* **PROBLEM STATEMENT**: Scan the lines below for "виробу"; report the number of lines that contain it, and only that.

* **DATASET**:
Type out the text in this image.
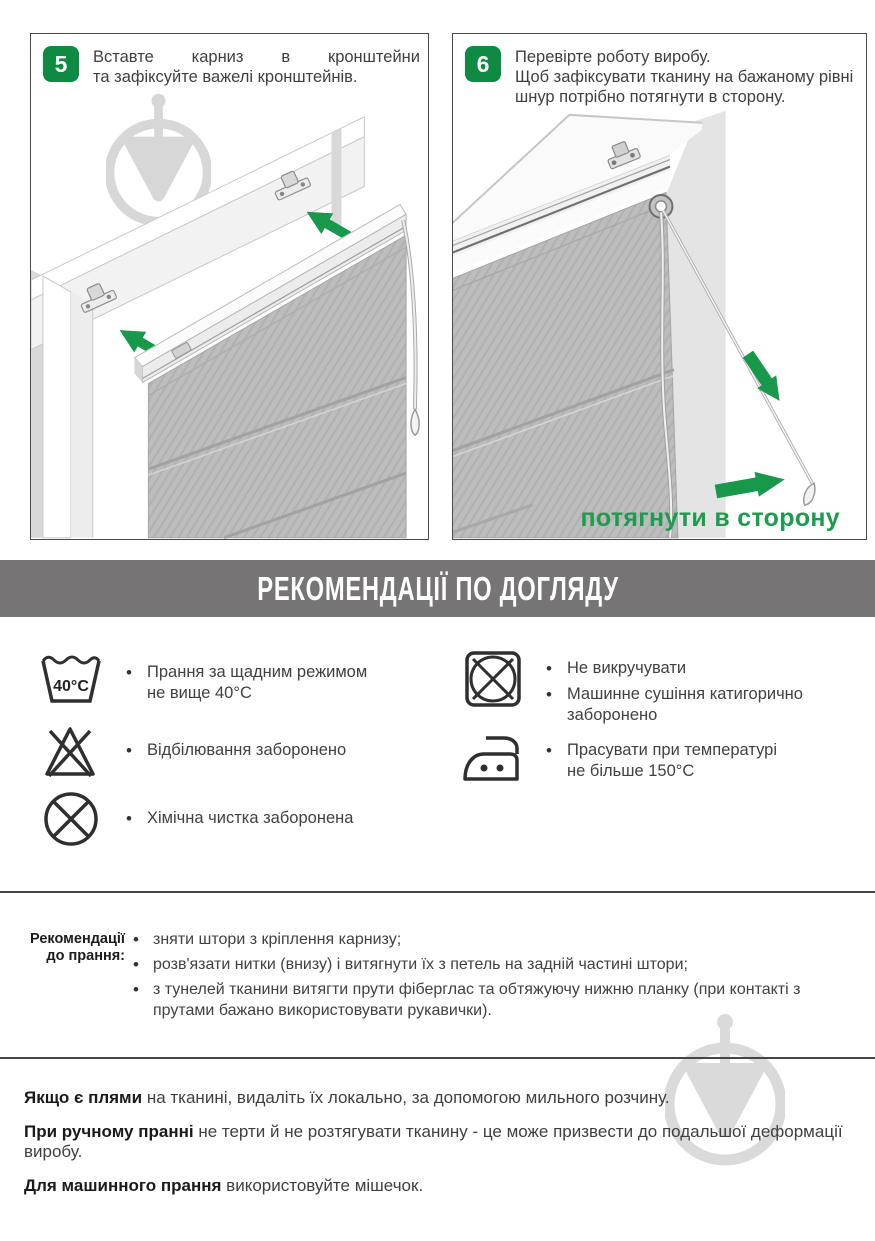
5	Вставте карниз в кронштейни
та зафіксуйте важелі кронштейнів.
6	Перевірте роботу виробу.
Щоб зафіксувати тканину на бажаному рівні
шнур потрібно потягнути в сторону.
потягнути в сторону
РЕКОМЕНДАЦІЇ ПО ДОГЛЯДУ
40°С
• Прання за щадним режимом
не вище 40°С
• Відбілювання заборонено
• Хімічна чистка заборонена
• Не викручувати
• Машинне сушіння катигорично
заборонено
• Прасувати при температурі
не більше 150°С
Рекомендації
до прання:
• зняти штори з кріплення карнизу;
• розв'язати нитки (внизу) і витягнути їх з петель на задній частині штори;
• з тунелей тканини витягти прути фіберглас та обтяжуючу нижню планку (при контакті з прутами бажано використовувати рукавички).

Якщо є плями на тканині, видаліть їх локально, за допомогою мильного розчину.

При ручному пранні не терти й не розтягувати тканину - це може призвести до подальшої деформації виробу.

Для машинного прання використовуйте мішечок.
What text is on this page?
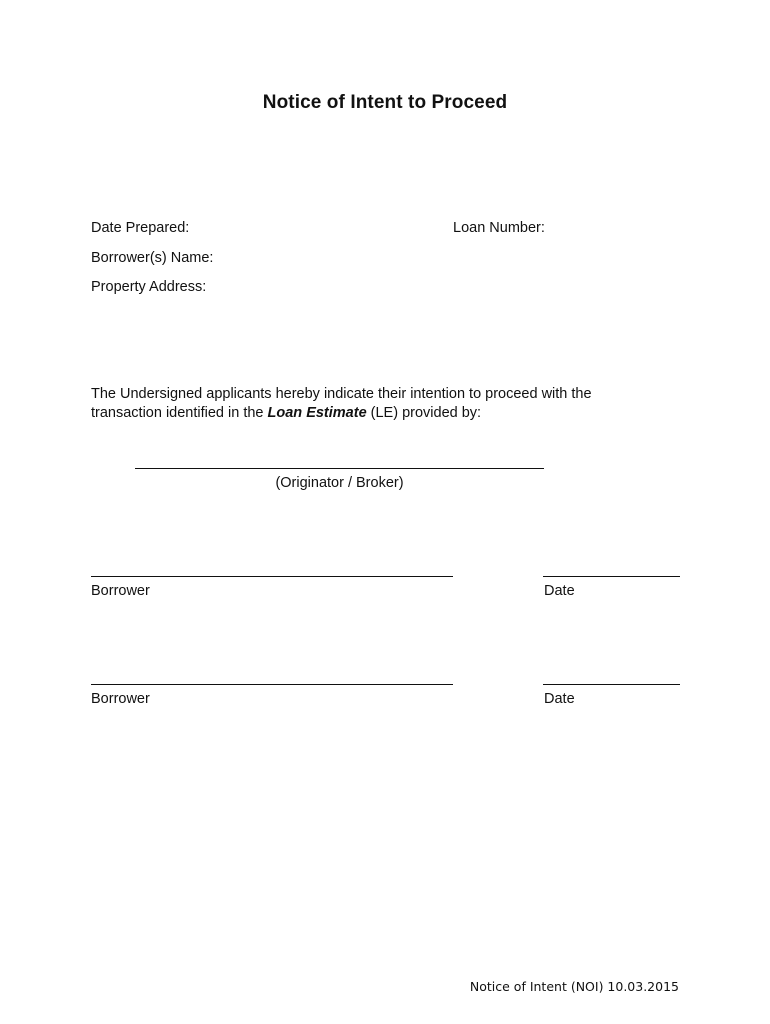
Notice of Intent to Proceed
Date Prepared:	Loan Number:
Borrower(s) Name:
Property Address:
The Undersigned applicants hereby indicate their intention to proceed with the
transaction identified in the Loan Estimate (LE) provided by:
(Originator / Broker)
Borrower	Date
Borrower	Date
Notice of Intent (NOI) 10.03.2015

* **RESPONSE TO THIS EXERCISE**: 2